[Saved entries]
+ + + + +
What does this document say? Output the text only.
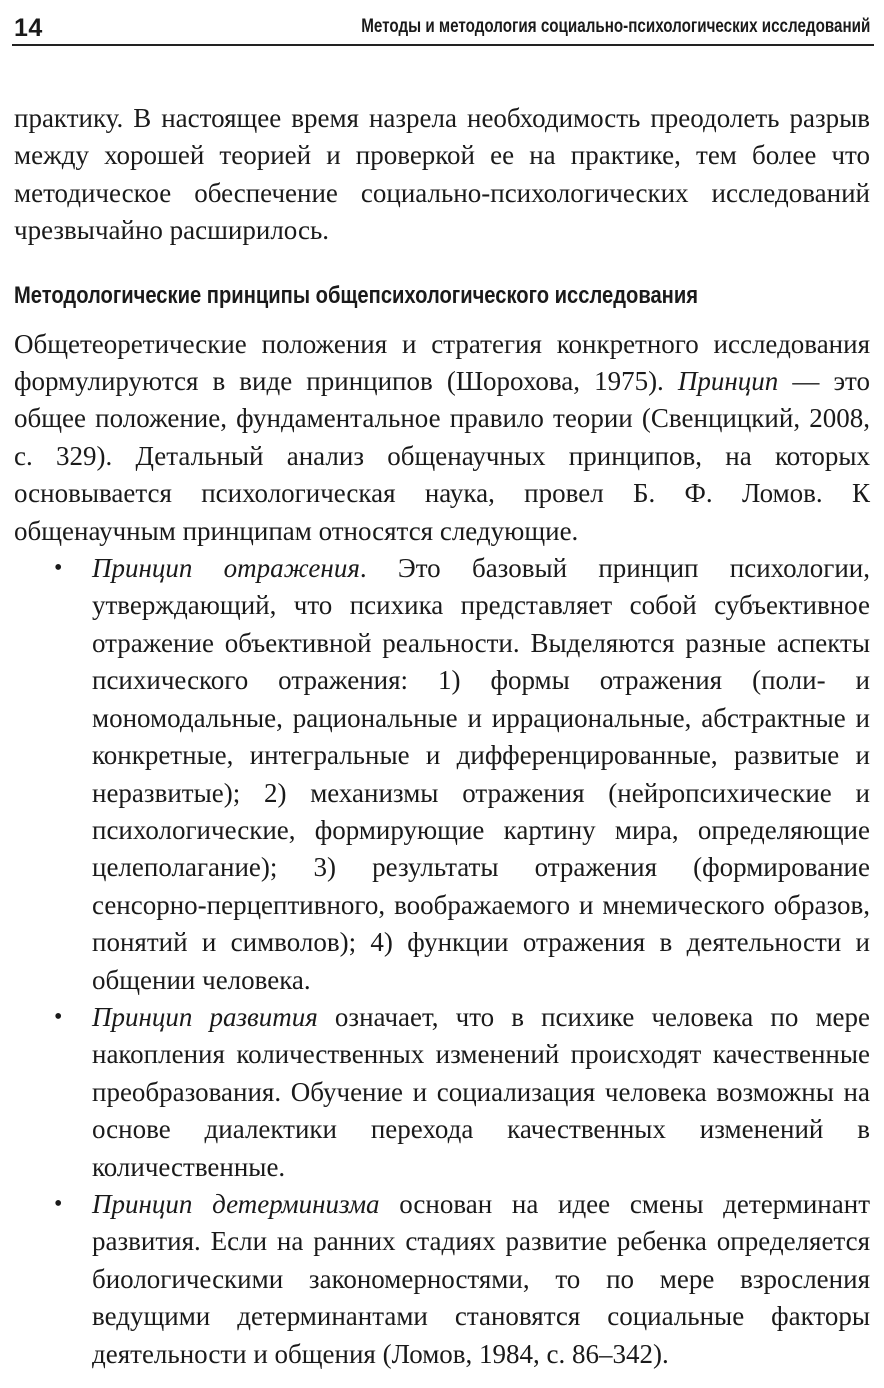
14	Методы и методология социально-психологических исследований

практику. В настоящее время назрела необходимость преодолеть разрыв между хорошей теорией и проверкой ее на практике, тем более что методическое обеспечение социально-психологических исследований чрезвычайно расширилось.

Методологические принципы общепсихологического исследования

Общетеоретические положения и стратегия конкретного исследования формулируются в виде принципов (Шорохова, 1975). Принцип — это общее положение, фундаментальное правило теории (Свенцицкий, 2008, с. 329). Детальный анализ общенаучных принципов, на которых основывается психологическая наука, провел Б. Ф. Ломов. К общенаучным принципам относятся следующие.

• Принцип отражения. Это базовый принцип психологии, утверждающий, что психика представляет собой субъективное отражение объективной реальности. Выделяются разные аспекты психического отражения: 1) формы отражения (поли- и мономодальные, рациональные и иррациональные, абстрактные и конкретные, интегральные и дифференцированные, развитые и неразвитые); 2) механизмы отражения (нейропсихические и психологические, формирующие картину мира, определяющие целеполагание); 3) результаты отражения (формирование сенсорно-перцептивного, воображаемого и мнемического образов, понятий и символов); 4) функции отражения в деятельности и общении человека.
• Принцип развития означает, что в психике человека по мере накопления количественных изменений происходят качественные преобразования. Обучение и социализация человека возможны на основе диалектики перехода качественных изменений в количественные.
• Принцип детерминизма основан на идее смены детерминант развития. Если на ранних стадиях развитие ребенка определяется биологическими закономерностями, то по мере взросления ведущими детерминантами становятся социальные факторы деятельности и общения (Ломов, 1984, с. 86–342).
+ + + + +
▶ EXERCISE PROMPT
Every line is to be duplicated exactly, though pictures stay out.

▶ EXERCISE OUTPUT
What does this document say? Output the text only.
14	Методы и методология социально-психологических исследований

практику. В настоящее время назрела необходимость преодолеть разрыв между хорошей теорией и проверкой ее на практике, тем более что методическое обеспечение социально-психологических исследований чрезвычайно расширилось.

Методологические принципы общепсихологического исследования

Общетеоретические положения и стратегия конкретного исследования формулируются в виде принципов (Шорохова, 1975). Принцип — это общее положение, фундаментальное правило теории (Свенцицкий, 2008, с. 329). Детальный анализ общенаучных принципов, на которых основывается психологическая наука, провел Б. Ф. Ломов. К общенаучным принципам относятся следующие.

• Принцип отражения. Это базовый принцип психологии, утверждающий, что психика представляет собой субъективное отражение объективной реальности. Выделяются разные аспекты психического отражения: 1) формы отражения (поли- и мономодальные, рациональные и иррациональные, абстрактные и конкретные, интегральные и дифференцированные, развитые и неразвитые); 2) механизмы отражения (нейропсихические и психологические, формирующие картину мира, определяющие целеполагание); 3) результаты отражения (формирование сенсорно-перцептивного, воображаемого и мнемического образов, понятий и символов); 4) функции отражения в деятельности и общении человека.
• Принцип развития означает, что в психике человека по мере накопления количественных изменений происходят качественные преобразования. Обучение и социализация человека возможны на основе диалектики перехода качественных изменений в количественные.
• Принцип детерминизма основан на идее смены детерминант развития. Если на ранних стадиях развитие ребенка определяется биологическими закономерностями, то по мере взросления ведущими детерминантами становятся социальные факторы деятельности и общения (Ломов, 1984, с. 86–342).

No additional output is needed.